____ THE INPUT

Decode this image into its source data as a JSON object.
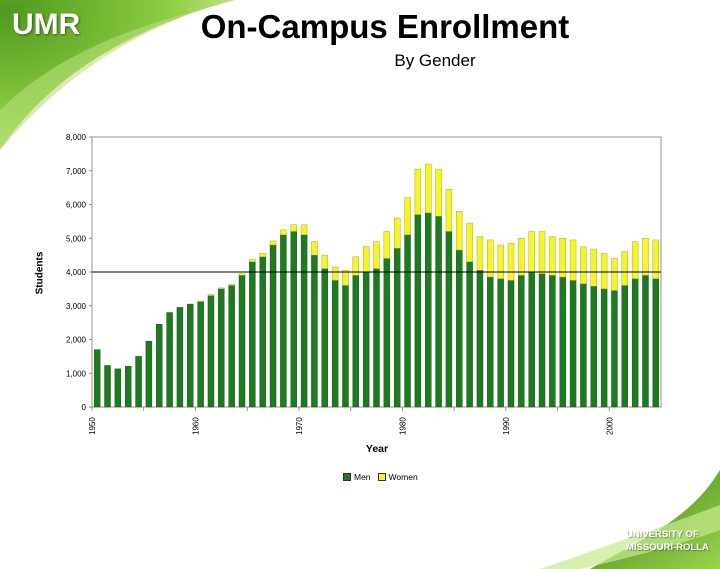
{
  "header": {
    "logo": "UMR",
    "title": "On-Campus Enrollment",
    "subtitle": "By Gender"
  },
  "footer": {
    "line1": "UNIVERSITY OF",
    "line2": "MISSOURI-ROLLA"
  },
  "colors": {
    "men": "#1e7a1e",
    "women": "#f4f42a",
    "brand_green": "#7ec43c"
  },
  "chart_data": {
    "type": "bar",
    "stacked": true,
    "title": "",
    "xlabel": "Year",
    "ylabel": "Students",
    "ylim": [
      0,
      8000
    ],
    "y_ticks": [
      "0",
      "1,000",
      "2,000",
      "3,000",
      "4,000",
      "5,000",
      "6,000",
      "7,000",
      "8,000"
    ],
    "x_tick_labels": [
      "1950",
      "1960",
      "1970",
      "1980",
      "1990",
      "2000"
    ],
    "reference_line": 4000,
    "legend": {
      "position": "bottom",
      "items": [
        "Men",
        "Women"
      ]
    },
    "categories": [
      1950,
      1951,
      1952,
      1953,
      1954,
      1955,
      1956,
      1957,
      1958,
      1959,
      1960,
      1961,
      1962,
      1963,
      1964,
      1965,
      1966,
      1967,
      1968,
      1969,
      1970,
      1971,
      1972,
      1973,
      1974,
      1975,
      1976,
      1977,
      1978,
      1979,
      1980,
      1981,
      1982,
      1983,
      1984,
      1985,
      1986,
      1987,
      1988,
      1989,
      1990,
      1991,
      1992,
      1993,
      1994,
      1995,
      1996,
      1997,
      1998,
      1999,
      2000,
      2001,
      2002,
      2003,
      2004
    ],
    "series": [
      {
        "name": "Men",
        "values": [
          1700,
          1230,
          1130,
          1210,
          1500,
          1950,
          2450,
          2800,
          2950,
          3050,
          3120,
          3300,
          3500,
          3600,
          3900,
          4300,
          4450,
          4800,
          5100,
          5200,
          5100,
          4500,
          4100,
          3750,
          3600,
          3900,
          4000,
          4100,
          4400,
          4700,
          5100,
          5700,
          5750,
          5650,
          5200,
          4650,
          4300,
          4050,
          3850,
          3800,
          3750,
          3900,
          4000,
          3950,
          3900,
          3850,
          3750,
          3650,
          3580,
          3500,
          3450,
          3600,
          3800,
          3900,
          3800
        ]
      },
      {
        "name": "Women",
        "values": [
          0,
          0,
          0,
          0,
          0,
          0,
          0,
          0,
          0,
          0,
          20,
          30,
          30,
          40,
          50,
          80,
          100,
          120,
          150,
          200,
          300,
          400,
          400,
          400,
          450,
          550,
          750,
          800,
          800,
          900,
          1100,
          1350,
          1450,
          1400,
          1250,
          1150,
          1150,
          1000,
          1100,
          1000,
          1100,
          1100,
          1200,
          1250,
          1150,
          1150,
          1200,
          1100,
          1100,
          1050,
          950,
          1000,
          1100,
          1100,
          1150
        ]
      }
    ]
  }
}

________

◆ CHALLENGE
Leave out the pictures and copy everything else in the records word for word.

◆ ANSWER TO THE EXERCISE
Decode this image into its source data as a JSON object.
{
  "header": {
    "logo": "UMR",
    "title": "On-Campus Enrollment",
    "subtitle": "By Gender"
  },
  "footer": {
    "line1": "UNIVERSITY OF",
    "line2": "MISSOURI-ROLLA"
  },
  "colors": {
    "men": "#1e7a1e",
    "women": "#f4f42a",
    "brand_green": "#7ec43c"
  },
  "chart_data": {
    "type": "bar",
    "stacked": true,
    "title": "",
    "xlabel": "Year",
    "ylabel": "Students",
    "ylim": [
      0,
      8000
    ],
    "y_ticks": [
      "0",
      "1,000",
      "2,000",
      "3,000",
      "4,000",
      "5,000",
      "6,000",
      "7,000",
      "8,000"
    ],
    "x_tick_labels": [
      "1950",
      "1960",
      "1970",
      "1980",
      "1990",
      "2000"
    ],
    "reference_line": 4000,
    "legend": {
      "position": "bottom",
      "items": [
        "Men",
        "Women"
      ]
    },
    "categories": [
      1950,
      1951,
      1952,
      1953,
      1954,
      1955,
      1956,
      1957,
      1958,
      1959,
      1960,
      1961,
      1962,
      1963,
      1964,
      1965,
      1966,
      1967,
      1968,
      1969,
      1970,
      1971,
      1972,
      1973,
      1974,
      1975,
      1976,
      1977,
      1978,
      1979,
      1980,
      1981,
      1982,
      1983,
      1984,
      1985,
      1986,
      1987,
      1988,
      1989,
      1990,
      1991,
      1992,
      1993,
      1994,
      1995,
      1996,
      1997,
      1998,
      1999,
      2000,
      2001,
      2002,
      2003,
      2004
    ],
    "series": [
      {
        "name": "Men",
        "values": [
          1700,
          1230,
          1130,
          1210,
          1500,
          1950,
          2450,
          2800,
          2950,
          3050,
          3120,
          3300,
          3500,
          3600,
          3900,
          4300,
          4450,
          4800,
          5100,
          5200,
          5100,
          4500,
          4100,
          3750,
          3600,
          3900,
          4000,
          4100,
          4400,
          4700,
          5100,
          5700,
          5750,
          5650,
          5200,
          4650,
          4300,
          4050,
          3850,
          3800,
          3750,
          3900,
          4000,
          3950,
          3900,
          3850,
          3750,
          3650,
          3580,
          3500,
          3450,
          3600,
          3800,
          3900,
          3800
        ]
      },
      {
        "name": "Women",
        "values": [
          0,
          0,
          0,
          0,
          0,
          0,
          0,
          0,
          0,
          0,
          20,
          30,
          30,
          40,
          50,
          80,
          100,
          120,
          150,
          200,
          300,
          400,
          400,
          400,
          450,
          550,
          750,
          800,
          800,
          900,
          1100,
          1350,
          1450,
          1400,
          1250,
          1150,
          1150,
          1000,
          1100,
          1000,
          1100,
          1100,
          1200,
          1250,
          1150,
          1150,
          1200,
          1100,
          1100,
          1050,
          950,
          1000,
          1100,
          1100,
          1150
        ]
      }
    ]
  }
}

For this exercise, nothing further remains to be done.